Return the count of lines that mention "JSON", with no other words.

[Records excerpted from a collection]
+ + + + + + +
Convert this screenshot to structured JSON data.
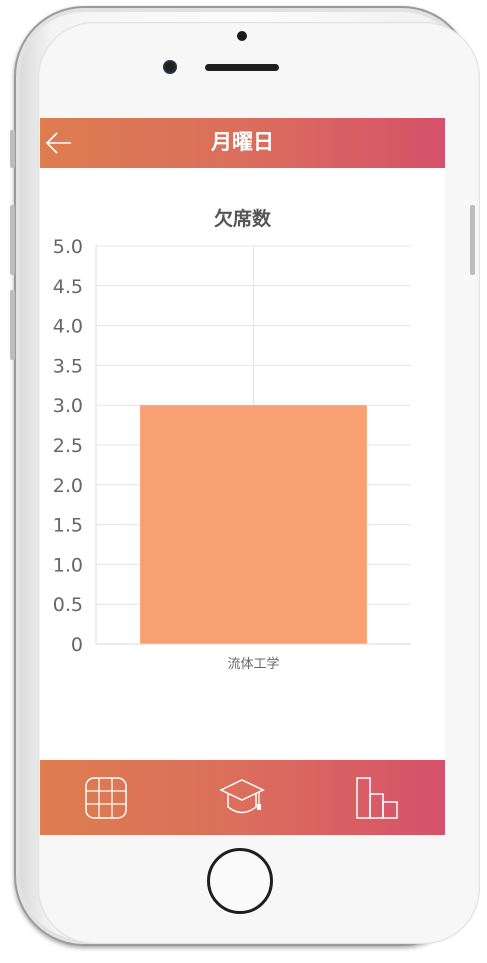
{
  "header": {
    "title": "月曜日",
    "back_icon": "arrow-left-icon"
  },
  "chart_data": {
    "type": "bar",
    "title": "欠席数",
    "categories": [
      "流体工学"
    ],
    "values": [
      3.0
    ],
    "ylim": [
      0,
      5.0
    ],
    "yticks": [
      "0",
      "0.5",
      "1.0",
      "1.5",
      "2.0",
      "2.5",
      "3.0",
      "3.5",
      "4.0",
      "4.5",
      "5.0"
    ],
    "grid": true,
    "bar_color": "#f9a073"
  },
  "footer": {
    "tabs": [
      {
        "icon": "timetable-grid-icon"
      },
      {
        "icon": "graduation-cap-icon"
      },
      {
        "icon": "bar-chart-icon"
      }
    ]
  },
  "colors": {
    "gradient_start": "#dd7d50",
    "gradient_end": "#d6516a",
    "bar": "#f9a073"
  }
}
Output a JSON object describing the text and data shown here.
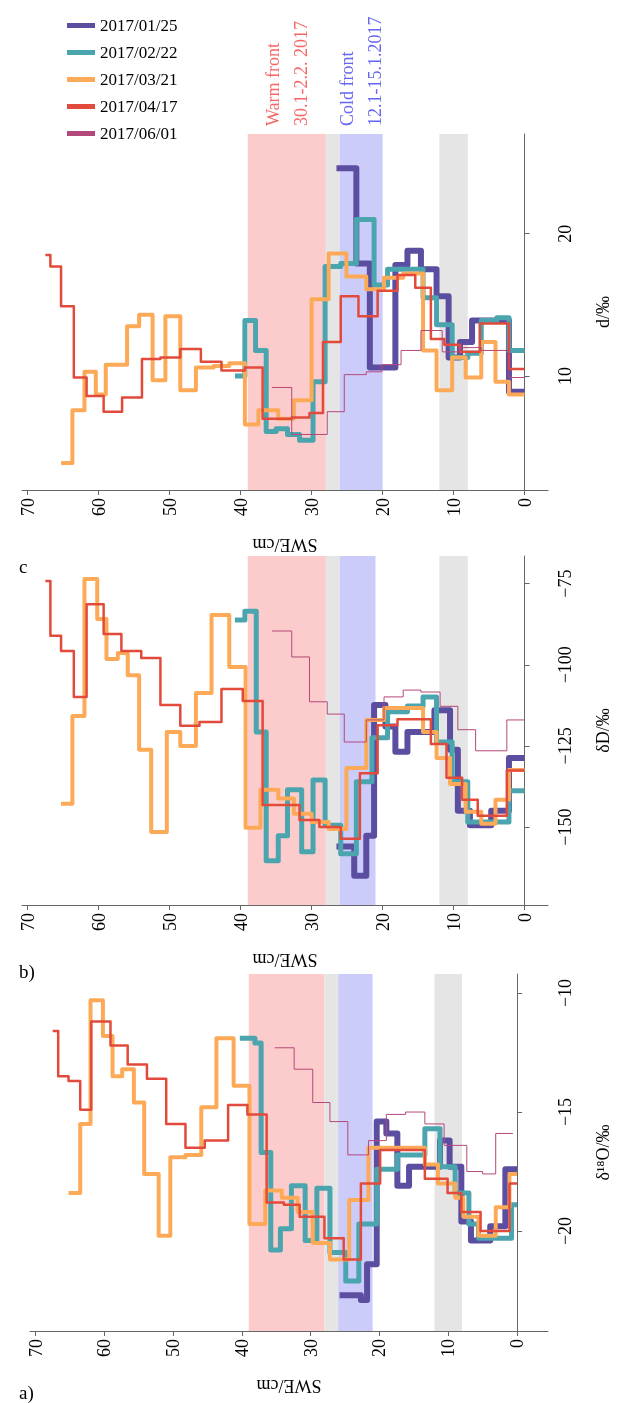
{
  "chart_data": [
    {
      "type": "line",
      "title": "a)",
      "xlabel": "SWE/cm",
      "ylabel": "δ¹⁸O/‰",
      "xlim": [
        70.8,
        -4.5
      ],
      "xticks": [
        70,
        60,
        50,
        40,
        30,
        20,
        10,
        0
      ],
      "ylim": [
        -24.2,
        -9.2
      ],
      "yticks": [
        -20,
        -15,
        -10
      ],
      "bands": [
        {
          "axis": "x",
          "from": 39,
          "to": 28,
          "color": "#fccccc"
        },
        {
          "axis": "x",
          "from": 28,
          "to": 26,
          "color": "#e5e5e5"
        },
        {
          "axis": "x",
          "from": 26,
          "to": 21,
          "color": "#ccccfb"
        },
        {
          "axis": "x",
          "from": 12,
          "to": 8,
          "color": "#e5e5e5"
        }
      ],
      "series": [
        {
          "color": "#5b4ea0",
          "values": [
            -22.7,
            -22.7,
            -22.9,
            -22.9,
            -21.4,
            -21.4,
            -15.4,
            -15.4,
            -15.9,
            -15.9,
            -18.1,
            -18.1,
            -17.3,
            -17.3,
            -16.2,
            -16.2,
            -17.3,
            -17.3,
            -19.6,
            -19.6,
            -20.4,
            -20.4,
            -19.8,
            -19.8,
            -17.4,
            -17.4
          ],
          "x": [
            25.8,
            22.7,
            22.7,
            21.8,
            21.8,
            20.4,
            20.4,
            19.0,
            19.0,
            17.4,
            17.4,
            15.7,
            15.7,
            11.2,
            11.2,
            9.8,
            9.8,
            8.1,
            8.1,
            6.7,
            6.7,
            3.9,
            3.9,
            1.7,
            1.7,
            0
          ]
        },
        {
          "color": "#4aa5ae",
          "values": [
            -11.9,
            -11.9,
            -12.1,
            -12.1,
            -16.7,
            -16.7,
            -20.8,
            -20.8,
            -19.9,
            -19.9,
            -18.1,
            -18.1,
            -20.4,
            -20.4,
            -18.2,
            -18.2,
            -20.9,
            -20.9,
            -22.1,
            -22.1,
            -19.7,
            -19.7,
            -17.4,
            -17.4,
            -16.8,
            -16.8,
            -15.7,
            -15.7,
            -17.3,
            -17.3,
            -18.4,
            -18.4,
            -19.7,
            -19.7,
            -20.3,
            -20.3,
            -18.9,
            -18.9
          ],
          "x": [
            40.3,
            38.1,
            38.1,
            37.2,
            37.2,
            35.8,
            35.8,
            34.4,
            34.4,
            32.8,
            32.8,
            30.8,
            30.8,
            29.1,
            29.1,
            27.2,
            27.2,
            24.9,
            24.9,
            23.0,
            23.0,
            20.4,
            20.4,
            17.4,
            17.4,
            13.4,
            13.4,
            11.2,
            11.2,
            9.0,
            9.0,
            7.0,
            7.0,
            5.6,
            5.6,
            0.8,
            0.8,
            0
          ]
        },
        {
          "color": "#fdaa58",
          "values": [
            -18.4,
            -18.4,
            -15.5,
            -15.5,
            -10.3,
            -10.3,
            -11.8,
            -11.8,
            -13.5,
            -13.5,
            -13.2,
            -13.2,
            -14.6,
            -14.6,
            -17.6,
            -17.6,
            -20.2,
            -20.2,
            -16.9,
            -16.9,
            -16.8,
            -16.8,
            -14.8,
            -14.8,
            -11.9,
            -11.9,
            -13.9,
            -13.9,
            -19.7,
            -19.7,
            -18.3,
            -18.3,
            -18.6,
            -18.6,
            -19.2,
            -19.2,
            -20.5,
            -20.5,
            -21.2,
            -21.2,
            -18.7,
            -18.7,
            -16.5,
            -16.5,
            -17.2,
            -17.2,
            -18.0,
            -18.0,
            -18.6,
            -18.6,
            -19.4,
            -19.4,
            -20.2,
            -20.2,
            -19.0,
            -19.0,
            -17.6,
            -17.6
          ],
          "x": [
            65.2,
            63.5,
            63.5,
            62.0,
            62.0,
            60.2,
            60.2,
            58.8,
            58.8,
            57.4,
            57.4,
            55.7,
            55.7,
            54.2,
            54.2,
            52.1,
            52.1,
            50.4,
            50.4,
            48.2,
            48.2,
            45.9,
            45.9,
            43.7,
            43.7,
            41.2,
            41.2,
            38.9,
            38.9,
            36.6,
            36.6,
            34.2,
            34.2,
            31.9,
            31.9,
            29.7,
            29.7,
            27.2,
            27.2,
            24.4,
            24.4,
            21.6,
            21.6,
            13.4,
            13.4,
            11.5,
            11.5,
            9.0,
            9.0,
            7.8,
            7.8,
            5.6,
            5.6,
            3.1,
            3.1,
            1.1,
            1.1,
            0
          ]
        },
        {
          "color": "#e24a3b",
          "values": [
            -11.6,
            -11.6,
            -13.5,
            -13.5,
            -13.7,
            -13.7,
            -14.9,
            -14.9,
            -11.2,
            -11.2,
            -12.2,
            -12.2,
            -13.0,
            -13.0,
            -13.6,
            -13.6,
            -15.5,
            -15.5,
            -16.5,
            -16.5,
            -16.2,
            -16.2,
            -14.7,
            -14.7,
            -15.1,
            -15.1,
            -18.8,
            -18.8,
            -18.9,
            -18.9,
            -19.4,
            -19.4,
            -20.3,
            -20.3,
            -21.2,
            -21.2,
            -18.0,
            -18.0,
            -16.6,
            -16.6,
            -17.8,
            -17.8,
            -18.4,
            -18.4,
            -19.2,
            -19.2,
            -20.0,
            -20.0,
            -18.0,
            -18.0
          ],
          "x": [
            67.5,
            66.7,
            66.7,
            65.2,
            65.2,
            63.5,
            63.5,
            61.9,
            61.9,
            59.1,
            59.1,
            56.6,
            56.6,
            53.8,
            53.8,
            51.0,
            51.0,
            48.2,
            48.2,
            45.4,
            45.4,
            42.0,
            42.0,
            39.2,
            39.2,
            36.4,
            36.4,
            33.9,
            33.9,
            31.6,
            31.6,
            28.0,
            28.0,
            25.2,
            25.2,
            22.7,
            22.7,
            19.9,
            19.9,
            13.4,
            13.4,
            10.1,
            10.1,
            8.1,
            8.1,
            5.3,
            5.3,
            1.1,
            1.1,
            0
          ]
        },
        {
          "color": "#b5487a",
          "values": [
            -12.3,
            -12.3,
            -13.2,
            -13.2,
            -14.6,
            -14.6,
            -15.4,
            -15.4,
            -16.8,
            -16.8,
            -16.2,
            -16.2,
            -15.1,
            -15.1,
            -15.0,
            -15.0,
            -15.5,
            -15.5,
            -16.4,
            -16.4,
            -17.5,
            -17.5,
            -17.6,
            -17.6,
            -15.9,
            -15.9
          ],
          "x": [
            35.2,
            32.4,
            32.4,
            29.7,
            29.7,
            27.2,
            27.2,
            24.6,
            24.6,
            21.6,
            21.6,
            19.0,
            19.0,
            16.2,
            16.2,
            13.4,
            13.4,
            10.6,
            10.6,
            7.3,
            7.3,
            5.0,
            5.0,
            3.1,
            3.1,
            0.6
          ]
        }
      ]
    },
    {
      "type": "line",
      "title": "b)",
      "xlabel": "SWE/cm",
      "ylabel": "δD/‰",
      "xlim": [
        70.8,
        -3.3
      ],
      "xticks": [
        70,
        60,
        50,
        40,
        30,
        20,
        10,
        0
      ],
      "ylim": [
        -174,
        -66.5
      ],
      "yticks": [
        -150,
        -125,
        -100,
        -75
      ],
      "bands": [
        {
          "axis": "x",
          "from": 39,
          "to": 28,
          "color": "#fccccc"
        },
        {
          "axis": "x",
          "from": 28,
          "to": 26,
          "color": "#e5e5e5"
        },
        {
          "axis": "x",
          "from": 26,
          "to": 21,
          "color": "#ccccfb"
        },
        {
          "axis": "x",
          "from": 12,
          "to": 8,
          "color": "#e5e5e5"
        }
      ],
      "series": [
        {
          "color": "#5b4ea0",
          "values": [
            -156.0,
            -156.0,
            -165.0,
            -165.0,
            -152.7,
            -152.7,
            -112.4,
            -112.4,
            -119.0,
            -119.0,
            -126.8,
            -126.8,
            -120.7,
            -120.7,
            -114.0,
            -114.0,
            -126.2,
            -126.2,
            -145.0,
            -145.0,
            -149.4,
            -149.4,
            -145.0,
            -145.0,
            -128.7,
            -128.7
          ],
          "x": [
            26.5,
            24.0,
            24.0,
            22.3,
            22.3,
            21.2,
            21.2,
            19.6,
            19.6,
            18.2,
            18.2,
            16.5,
            16.5,
            12.7,
            12.7,
            10.5,
            10.5,
            9.4,
            9.4,
            7.7,
            7.7,
            4.7,
            4.7,
            2.2,
            2.2,
            0
          ]
        },
        {
          "color": "#4aa5ae",
          "values": [
            -86.2,
            -86.2,
            -83.5,
            -83.5,
            -120.7,
            -120.7,
            -160.4,
            -160.4,
            -152.7,
            -152.7,
            -138.5,
            -138.5,
            -157.6,
            -157.6,
            -135.5,
            -135.5,
            -149.4,
            -149.4,
            -158.2,
            -158.2,
            -136.0,
            -136.0,
            -122.5,
            -122.5,
            -114.5,
            -114.5,
            -112.7,
            -112.7,
            -109.9,
            -109.9,
            -123.8,
            -123.8,
            -136.0,
            -136.0,
            -148.4,
            -148.4,
            -138.8,
            -138.8
          ],
          "x": [
            40.8,
            39.4,
            39.4,
            37.8,
            37.8,
            36.4,
            36.4,
            34.7,
            34.7,
            33.4,
            33.4,
            31.4,
            31.4,
            29.8,
            29.8,
            28.1,
            28.1,
            25.9,
            25.9,
            23.7,
            23.7,
            21.5,
            21.5,
            19.3,
            19.3,
            16.5,
            16.5,
            14.3,
            14.3,
            12.4,
            12.4,
            10.2,
            10.2,
            8.0,
            8.0,
            2.2,
            2.2,
            0
          ]
        },
        {
          "color": "#fdaa58",
          "values": [
            -142.8,
            -142.8,
            -115.8,
            -115.8,
            -73.6,
            -73.6,
            -85.9,
            -85.9,
            -98.2,
            -98.2,
            -96.4,
            -96.4,
            -103.2,
            -103.2,
            -126.2,
            -126.2,
            -151.5,
            -151.5,
            -120.7,
            -120.7,
            -125.0,
            -125.0,
            -108.7,
            -108.7,
            -84.7,
            -84.7,
            -100.7,
            -100.7,
            -150.2,
            -150.2,
            -138.5,
            -138.5,
            -141.2,
            -141.2,
            -145.9,
            -145.9,
            -148.4,
            -148.4,
            -150.6,
            -150.6,
            -131.8,
            -131.8,
            -117.0,
            -117.0,
            -113.3,
            -113.3,
            -120.7,
            -120.7,
            -128.7,
            -128.7,
            -136.7,
            -136.7,
            -145.3,
            -145.3,
            -149.0,
            -149.0,
            -141.6,
            -141.6,
            -132.4,
            -132.4
          ],
          "x": [
            65.3,
            63.7,
            63.7,
            62.0,
            62.0,
            60.2,
            60.2,
            58.9,
            58.9,
            57.3,
            57.3,
            55.9,
            55.9,
            54.3,
            54.3,
            52.6,
            52.6,
            50.4,
            50.4,
            48.5,
            48.5,
            46.3,
            46.3,
            44.1,
            44.1,
            41.6,
            41.6,
            39.3,
            39.3,
            37.2,
            37.2,
            34.7,
            34.7,
            32.5,
            32.5,
            30.0,
            30.0,
            27.6,
            27.6,
            25.1,
            25.1,
            22.3,
            22.3,
            19.8,
            19.8,
            14.3,
            14.3,
            12.4,
            12.4,
            10.5,
            10.5,
            8.3,
            8.3,
            6.1,
            6.1,
            4.1,
            4.1,
            2.2,
            2.2,
            0
          ]
        },
        {
          "color": "#e24a3b",
          "values": [
            -74.2,
            -74.2,
            -91.1,
            -91.1,
            -95.8,
            -95.8,
            -109.9,
            -109.9,
            -81.4,
            -81.4,
            -90.5,
            -90.5,
            -95.8,
            -95.8,
            -97.9,
            -97.9,
            -112.4,
            -112.4,
            -118.8,
            -118.8,
            -117.6,
            -117.6,
            -107.5,
            -107.5,
            -111.2,
            -111.2,
            -143.2,
            -143.2,
            -147.8,
            -147.8,
            -150.0,
            -150.0,
            -153.6,
            -153.6,
            -133.4,
            -133.4,
            -118.6,
            -118.6,
            -116.8,
            -116.8,
            -124.4,
            -124.4,
            -134.8,
            -134.8,
            -141.6,
            -141.6,
            -146.5,
            -146.5,
            -132.6,
            -132.6
          ],
          "x": [
            67.5,
            66.8,
            66.8,
            65.3,
            65.3,
            63.5,
            63.5,
            61.7,
            61.7,
            59.3,
            59.3,
            56.8,
            56.8,
            54.0,
            54.0,
            51.3,
            51.3,
            48.5,
            48.5,
            45.8,
            45.8,
            42.7,
            42.7,
            39.7,
            39.7,
            36.9,
            36.9,
            31.7,
            31.7,
            28.9,
            28.9,
            25.9,
            25.9,
            23.2,
            23.2,
            20.7,
            20.7,
            17.9,
            17.9,
            13.2,
            13.2,
            11.0,
            11.0,
            8.8,
            8.8,
            6.6,
            6.6,
            2.5,
            2.5,
            0
          ]
        },
        {
          "color": "#b5487a",
          "values": [
            -89.6,
            -89.6,
            -97.6,
            -97.6,
            -111.4,
            -111.4,
            -115.2,
            -115.2,
            -123.8,
            -123.8,
            -117.0,
            -117.0,
            -109.9,
            -109.9,
            -107.8,
            -107.8,
            -108.4,
            -108.4,
            -112.8,
            -112.8,
            -120.0,
            -120.0,
            -126.5,
            -126.5,
            -117.0,
            -117.0
          ],
          "x": [
            35.6,
            32.8,
            32.8,
            30.3,
            30.3,
            27.8,
            27.8,
            25.4,
            25.4,
            22.3,
            22.3,
            19.8,
            19.8,
            17.1,
            17.1,
            14.6,
            14.6,
            11.9,
            11.9,
            9.4,
            9.4,
            6.9,
            6.9,
            2.5,
            2.5,
            0
          ]
        }
      ]
    },
    {
      "type": "line",
      "title": "c",
      "xlabel": "SWE/cm",
      "ylabel": "d/‰",
      "xlim": [
        70.8,
        -3.3
      ],
      "xticks": [
        70,
        60,
        50,
        40,
        30,
        20,
        10,
        0
      ],
      "ylim": [
        2,
        27
      ],
      "yticks": [
        10,
        20
      ],
      "legend": "top left",
      "bands": [
        {
          "axis": "x",
          "from": 39,
          "to": 28,
          "color": "#fccccc",
          "label": "Warm front\n30.1-2.2. 2017"
        },
        {
          "axis": "x",
          "from": 28,
          "to": 26,
          "color": "#e5e5e5"
        },
        {
          "axis": "x",
          "from": 26,
          "to": 20,
          "color": "#ccccfb",
          "label": "Cold front\n12.1-15.1.2017"
        },
        {
          "axis": "x",
          "from": 12,
          "to": 8,
          "color": "#e5e5e5"
        }
      ],
      "series": [
        {
          "name": "2017/01/25",
          "color": "#5b4ea0",
          "values": [
            24.6,
            24.6,
            17.9,
            17.9,
            10.6,
            10.6,
            17.8,
            17.8,
            18.8,
            18.8,
            17.5,
            17.5,
            15.6,
            15.6,
            11.3,
            11.3,
            12.4,
            12.4,
            13.9,
            13.9,
            8.9,
            8.9
          ],
          "x": [
            26.5,
            23.7,
            23.7,
            21.8,
            21.8,
            18.2,
            18.2,
            16.5,
            16.5,
            14.6,
            14.6,
            12.4,
            12.4,
            10.7,
            10.7,
            9.1,
            9.1,
            7.4,
            7.4,
            2.2,
            2.2,
            0
          ]
        },
        {
          "name": "2017/02/22",
          "color": "#4aa5ae",
          "values": [
            10.0,
            10.0,
            13.9,
            13.9,
            11.8,
            11.8,
            6.1,
            6.1,
            6.3,
            6.3,
            5.9,
            5.9,
            5.5,
            5.5,
            9.6,
            9.6,
            17.7,
            17.7,
            17.9,
            17.9,
            21.0,
            21.0,
            16.4,
            16.4,
            17.5,
            17.5,
            15.5,
            15.5,
            13.6,
            13.6,
            11.3,
            11.3,
            11.6,
            11.6,
            13.9,
            13.9,
            14.1,
            14.1,
            11.8,
            11.8
          ],
          "x": [
            40.8,
            39.4,
            39.4,
            37.9,
            37.9,
            36.4,
            36.4,
            35.0,
            35.0,
            33.4,
            33.4,
            31.7,
            31.7,
            29.8,
            29.8,
            28.1,
            28.1,
            25.9,
            25.9,
            23.7,
            23.7,
            21.2,
            21.2,
            19.3,
            19.3,
            14.3,
            14.3,
            12.4,
            12.4,
            10.2,
            10.2,
            8.0,
            8.0,
            6.1,
            6.1,
            3.9,
            3.9,
            2.2,
            2.2,
            0
          ]
        },
        {
          "name": "2017/03/21",
          "color": "#fdaa58",
          "values": [
            3.9,
            3.9,
            7.6,
            7.6,
            10.3,
            10.3,
            8.7,
            8.7,
            10.8,
            10.8,
            13.5,
            13.5,
            14.3,
            14.3,
            9.7,
            9.7,
            14.2,
            14.2,
            9.0,
            9.0,
            10.6,
            10.6,
            10.7,
            10.7,
            10.9,
            10.9,
            6.6,
            6.6,
            7.6,
            7.6,
            7.0,
            7.0,
            8.3,
            8.3,
            15.4,
            15.4,
            18.6,
            18.6,
            17.0,
            17.0,
            16.1,
            16.1,
            16.9,
            16.9,
            17.2,
            17.2,
            11.8,
            11.8,
            9.0,
            9.0,
            11.3,
            11.3,
            9.9,
            9.9,
            12.4,
            12.4,
            9.6,
            9.6,
            8.7,
            8.7
          ],
          "x": [
            65.3,
            63.7,
            63.7,
            62.0,
            62.0,
            60.4,
            60.4,
            59.0,
            59.0,
            56.0,
            56.0,
            54.3,
            54.3,
            52.4,
            52.4,
            50.6,
            50.6,
            48.5,
            48.5,
            46.3,
            46.3,
            43.8,
            43.8,
            41.6,
            41.6,
            39.4,
            39.4,
            37.5,
            37.5,
            34.7,
            34.7,
            32.5,
            32.5,
            30.0,
            30.0,
            27.6,
            27.6,
            25.1,
            25.1,
            22.3,
            22.3,
            19.8,
            19.8,
            17.1,
            17.1,
            14.3,
            14.3,
            12.4,
            12.4,
            10.2,
            10.2,
            8.3,
            8.3,
            6.1,
            6.1,
            4.1,
            4.1,
            2.2,
            2.2,
            0
          ]
        },
        {
          "name": "2017/04/17",
          "color": "#e24a3b",
          "values": [
            18.5,
            18.5,
            17.7,
            17.7,
            14.9,
            14.9,
            9.9,
            9.9,
            8.6,
            8.6,
            7.5,
            7.5,
            8.5,
            8.5,
            11.2,
            11.2,
            11.3,
            11.3,
            11.9,
            11.9,
            11.0,
            11.0,
            10.4,
            10.4,
            10.6,
            10.6,
            7.0,
            7.0,
            7.1,
            7.1,
            7.4,
            7.4,
            12.4,
            12.4,
            15.6,
            15.6,
            14.2,
            14.2,
            16.0,
            16.0,
            17.1,
            17.1,
            16.2,
            16.2,
            12.6,
            12.6,
            12.2,
            12.2,
            11.7,
            11.7,
            13.7,
            13.7,
            10.5,
            10.5
          ],
          "x": [
            67.5,
            66.8,
            66.8,
            65.3,
            65.3,
            63.5,
            63.5,
            61.7,
            61.7,
            59.3,
            59.3,
            56.7,
            56.7,
            53.9,
            53.9,
            51.3,
            51.3,
            48.5,
            48.5,
            45.6,
            45.6,
            42.7,
            42.7,
            39.4,
            39.4,
            36.9,
            36.9,
            32.8,
            32.8,
            30.3,
            30.3,
            28.4,
            28.4,
            25.9,
            25.9,
            23.4,
            23.4,
            20.7,
            20.7,
            17.9,
            17.9,
            15.4,
            15.4,
            13.2,
            13.2,
            11.3,
            11.3,
            9.1,
            9.1,
            6.3,
            6.3,
            2.2,
            2.2,
            0
          ]
        },
        {
          "name": "2017/06/01",
          "color": "#b5487a",
          "values": [
            9.2,
            9.2,
            5.9,
            5.9,
            7.5,
            7.5,
            10.1,
            10.1,
            10.3,
            10.3,
            10.8,
            10.8,
            11.8,
            11.8,
            13.2,
            13.2,
            11.7,
            11.7,
            12.0,
            12.0,
            11.8,
            11.8,
            9.9,
            9.9
          ],
          "x": [
            35.6,
            32.8,
            32.8,
            27.8,
            27.8,
            25.4,
            25.4,
            22.3,
            22.3,
            20.1,
            20.1,
            17.4,
            17.4,
            14.6,
            14.6,
            11.6,
            11.6,
            9.1,
            9.1,
            6.1,
            6.1,
            2.2,
            2.2,
            0
          ]
        }
      ]
    }
  ]
}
+ + + + + + +
» **Exercise solution**
2